▸ EXTRACT TO READ:
On the 11th February NMC officially released the 2015 Higher Education edition of the Horizon Report.


Commissioned by the New Media Consortium (NMC) in collaboration with the EDUCAUSE Learning Initiative (ELI), this annual publication is widely referred to in the field of learning technology and education as a leading source for depicting potential future trends. This year’s publication marks the 12th anniversary of the Higher Education edition of the report; other published editions as part of the Horizon series include the K-12 edition and the Museum edition.

The report itself is broken down into three main sections; key trends, significant challenges and important developments. Each of these areas are further categorised as part of the report, for example trends can be either short-term, mid-term or long-term.

As a comprehensive document it would be very hard to cover every aspect of the report in one blog post so for benefit of keeping it shortish we’ve selected a few topics from each category.

Key Trends:

Advancing Cultures of Change and Innovation: Basing approaches taken to innovation in education on agile startups, where technology acts as a catalyst for change, has been suggested in this years long term trends. This method highlights the need to adapt in an era of rapid technical development, something not all Universities are comfortable with. There is a definite need for policy change in this area; digital technologies that students use in their day to day should be seen as a catalyst.

Increasing Use of Blended Learning: The development of new tools that can be used for education will enhance the options that are available for use in online learning and increase use as a result. Traditional face-to-face courses are complemented with online learning as students require more accessible means to access learning content away from classroom interactions. Increased use of blended learning solutions requires concrete guidelines which has implications for policy and leadership.

▸ DATA SECTION:
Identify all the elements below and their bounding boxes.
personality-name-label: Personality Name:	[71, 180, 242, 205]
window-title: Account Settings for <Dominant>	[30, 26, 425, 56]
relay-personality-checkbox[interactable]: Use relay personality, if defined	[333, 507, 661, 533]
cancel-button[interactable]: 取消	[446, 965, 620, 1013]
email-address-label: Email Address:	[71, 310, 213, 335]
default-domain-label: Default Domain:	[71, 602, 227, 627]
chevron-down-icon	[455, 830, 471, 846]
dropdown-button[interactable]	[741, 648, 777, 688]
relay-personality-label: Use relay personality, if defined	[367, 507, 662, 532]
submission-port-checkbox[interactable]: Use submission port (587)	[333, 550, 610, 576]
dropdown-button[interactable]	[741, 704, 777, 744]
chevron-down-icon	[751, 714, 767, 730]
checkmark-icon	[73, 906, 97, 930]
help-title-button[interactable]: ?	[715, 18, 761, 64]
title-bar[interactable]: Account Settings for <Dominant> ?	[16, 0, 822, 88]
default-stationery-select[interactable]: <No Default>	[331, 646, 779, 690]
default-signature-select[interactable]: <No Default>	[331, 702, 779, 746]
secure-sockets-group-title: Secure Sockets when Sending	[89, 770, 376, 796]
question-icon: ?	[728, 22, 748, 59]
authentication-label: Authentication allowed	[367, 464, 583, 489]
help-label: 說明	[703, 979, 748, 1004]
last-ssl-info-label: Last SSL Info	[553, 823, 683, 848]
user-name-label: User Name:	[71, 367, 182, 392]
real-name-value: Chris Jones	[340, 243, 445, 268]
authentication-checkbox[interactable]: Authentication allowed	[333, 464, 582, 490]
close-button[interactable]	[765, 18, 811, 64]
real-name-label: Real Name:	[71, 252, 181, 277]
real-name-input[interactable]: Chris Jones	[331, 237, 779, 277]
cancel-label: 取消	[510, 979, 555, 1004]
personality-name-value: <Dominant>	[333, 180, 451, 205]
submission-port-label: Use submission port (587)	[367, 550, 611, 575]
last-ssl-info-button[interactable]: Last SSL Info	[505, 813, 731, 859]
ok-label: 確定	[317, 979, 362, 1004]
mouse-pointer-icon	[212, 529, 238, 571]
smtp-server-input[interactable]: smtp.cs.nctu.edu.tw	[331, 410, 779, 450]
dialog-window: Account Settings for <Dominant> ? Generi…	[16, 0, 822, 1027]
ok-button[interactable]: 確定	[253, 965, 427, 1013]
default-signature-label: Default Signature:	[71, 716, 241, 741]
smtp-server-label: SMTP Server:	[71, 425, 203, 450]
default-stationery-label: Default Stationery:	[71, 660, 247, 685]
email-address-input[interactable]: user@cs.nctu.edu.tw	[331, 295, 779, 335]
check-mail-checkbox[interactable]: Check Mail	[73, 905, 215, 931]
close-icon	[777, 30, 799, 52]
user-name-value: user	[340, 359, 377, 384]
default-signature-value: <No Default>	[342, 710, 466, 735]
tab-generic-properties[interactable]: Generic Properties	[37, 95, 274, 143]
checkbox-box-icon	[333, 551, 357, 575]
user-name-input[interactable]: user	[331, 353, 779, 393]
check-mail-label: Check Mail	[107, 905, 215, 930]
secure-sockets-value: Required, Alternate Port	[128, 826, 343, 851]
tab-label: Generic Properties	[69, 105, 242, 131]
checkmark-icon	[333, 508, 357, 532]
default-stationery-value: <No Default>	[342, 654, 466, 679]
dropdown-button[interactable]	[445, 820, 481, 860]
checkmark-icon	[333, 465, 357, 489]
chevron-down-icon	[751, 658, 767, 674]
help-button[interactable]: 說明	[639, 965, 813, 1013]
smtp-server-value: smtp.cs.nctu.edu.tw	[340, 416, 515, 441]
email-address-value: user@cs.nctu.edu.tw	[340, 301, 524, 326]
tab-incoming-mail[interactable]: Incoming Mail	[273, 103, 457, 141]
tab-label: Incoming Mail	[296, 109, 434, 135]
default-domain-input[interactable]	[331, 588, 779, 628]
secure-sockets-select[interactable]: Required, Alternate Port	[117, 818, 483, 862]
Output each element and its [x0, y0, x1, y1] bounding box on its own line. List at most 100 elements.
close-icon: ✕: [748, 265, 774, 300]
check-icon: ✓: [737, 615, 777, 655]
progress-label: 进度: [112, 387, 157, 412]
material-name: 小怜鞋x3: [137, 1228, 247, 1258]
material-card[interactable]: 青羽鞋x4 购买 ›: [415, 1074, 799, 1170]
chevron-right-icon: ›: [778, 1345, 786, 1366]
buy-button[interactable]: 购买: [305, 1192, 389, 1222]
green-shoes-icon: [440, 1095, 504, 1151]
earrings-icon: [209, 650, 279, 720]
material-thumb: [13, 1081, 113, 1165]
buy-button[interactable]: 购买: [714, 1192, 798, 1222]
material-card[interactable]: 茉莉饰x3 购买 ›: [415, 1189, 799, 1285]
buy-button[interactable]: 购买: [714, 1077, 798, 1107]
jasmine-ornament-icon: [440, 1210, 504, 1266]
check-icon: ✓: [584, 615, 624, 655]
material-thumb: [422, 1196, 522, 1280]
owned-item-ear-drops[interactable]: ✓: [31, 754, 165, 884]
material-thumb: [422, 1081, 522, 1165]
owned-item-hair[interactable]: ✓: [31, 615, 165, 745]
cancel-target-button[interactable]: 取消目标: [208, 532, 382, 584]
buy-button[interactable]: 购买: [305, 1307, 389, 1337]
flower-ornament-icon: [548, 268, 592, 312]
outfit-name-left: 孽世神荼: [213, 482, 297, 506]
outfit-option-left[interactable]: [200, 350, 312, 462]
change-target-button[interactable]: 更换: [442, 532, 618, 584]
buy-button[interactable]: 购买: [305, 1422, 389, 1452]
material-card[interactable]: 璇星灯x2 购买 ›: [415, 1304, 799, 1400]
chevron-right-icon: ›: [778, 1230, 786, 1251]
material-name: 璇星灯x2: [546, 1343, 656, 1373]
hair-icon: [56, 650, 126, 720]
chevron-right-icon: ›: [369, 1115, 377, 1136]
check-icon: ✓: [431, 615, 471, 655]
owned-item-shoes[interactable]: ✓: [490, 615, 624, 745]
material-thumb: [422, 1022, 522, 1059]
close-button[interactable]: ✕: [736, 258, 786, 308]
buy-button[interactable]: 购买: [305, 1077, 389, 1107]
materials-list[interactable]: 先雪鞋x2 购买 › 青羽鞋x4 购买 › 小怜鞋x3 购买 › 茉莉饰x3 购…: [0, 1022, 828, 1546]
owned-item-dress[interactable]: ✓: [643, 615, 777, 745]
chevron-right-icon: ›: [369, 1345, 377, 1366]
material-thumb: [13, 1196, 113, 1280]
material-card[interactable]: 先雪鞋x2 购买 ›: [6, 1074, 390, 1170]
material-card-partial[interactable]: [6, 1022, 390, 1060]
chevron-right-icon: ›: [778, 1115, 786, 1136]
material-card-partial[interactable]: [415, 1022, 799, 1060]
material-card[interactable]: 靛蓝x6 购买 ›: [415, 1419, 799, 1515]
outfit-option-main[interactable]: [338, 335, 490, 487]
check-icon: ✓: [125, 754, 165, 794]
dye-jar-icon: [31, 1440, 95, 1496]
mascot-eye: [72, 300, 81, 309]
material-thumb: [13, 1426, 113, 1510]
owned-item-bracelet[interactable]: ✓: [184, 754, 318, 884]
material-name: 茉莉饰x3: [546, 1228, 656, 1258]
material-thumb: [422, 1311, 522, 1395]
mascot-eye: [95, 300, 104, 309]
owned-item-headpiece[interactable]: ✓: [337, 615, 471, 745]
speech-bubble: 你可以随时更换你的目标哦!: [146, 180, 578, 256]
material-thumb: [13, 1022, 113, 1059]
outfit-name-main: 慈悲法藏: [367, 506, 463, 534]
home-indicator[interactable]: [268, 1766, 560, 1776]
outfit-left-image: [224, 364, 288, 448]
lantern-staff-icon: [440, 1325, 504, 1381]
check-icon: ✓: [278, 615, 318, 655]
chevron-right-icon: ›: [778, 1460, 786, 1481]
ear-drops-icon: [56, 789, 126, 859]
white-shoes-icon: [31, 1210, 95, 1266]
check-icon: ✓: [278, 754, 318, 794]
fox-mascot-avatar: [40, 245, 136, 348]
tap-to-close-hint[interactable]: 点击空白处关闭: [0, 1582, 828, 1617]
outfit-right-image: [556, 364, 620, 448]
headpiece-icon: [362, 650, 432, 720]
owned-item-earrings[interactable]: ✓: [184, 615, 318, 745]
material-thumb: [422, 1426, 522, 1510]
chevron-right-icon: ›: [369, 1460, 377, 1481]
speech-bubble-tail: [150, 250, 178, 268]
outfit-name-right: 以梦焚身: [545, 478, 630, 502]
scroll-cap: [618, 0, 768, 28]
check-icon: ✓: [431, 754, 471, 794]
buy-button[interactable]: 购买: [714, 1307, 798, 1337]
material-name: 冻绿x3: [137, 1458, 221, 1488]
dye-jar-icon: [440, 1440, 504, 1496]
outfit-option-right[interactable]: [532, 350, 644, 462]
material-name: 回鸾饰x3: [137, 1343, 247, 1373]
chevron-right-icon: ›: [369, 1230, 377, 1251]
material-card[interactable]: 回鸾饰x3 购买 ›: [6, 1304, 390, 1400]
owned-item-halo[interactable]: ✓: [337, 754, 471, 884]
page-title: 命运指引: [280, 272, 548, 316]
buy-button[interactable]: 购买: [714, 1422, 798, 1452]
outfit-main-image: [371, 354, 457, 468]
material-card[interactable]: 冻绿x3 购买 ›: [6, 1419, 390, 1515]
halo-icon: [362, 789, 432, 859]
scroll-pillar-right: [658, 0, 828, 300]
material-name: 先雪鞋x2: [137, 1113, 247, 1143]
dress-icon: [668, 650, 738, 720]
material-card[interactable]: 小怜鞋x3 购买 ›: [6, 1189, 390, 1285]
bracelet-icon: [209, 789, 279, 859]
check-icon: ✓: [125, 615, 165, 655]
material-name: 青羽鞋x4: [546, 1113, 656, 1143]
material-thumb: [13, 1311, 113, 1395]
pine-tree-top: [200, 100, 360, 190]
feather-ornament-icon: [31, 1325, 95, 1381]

▸ WHAT TO PRODUCE: List every edition of the Horizon Report that the post on the 2015 Horizon Report names. The listing after the post is separate material, unrelated to it.

▸ RESULT OF THE EXERCISE:
- Higher Education edition
- K-12 edition
- Museum edition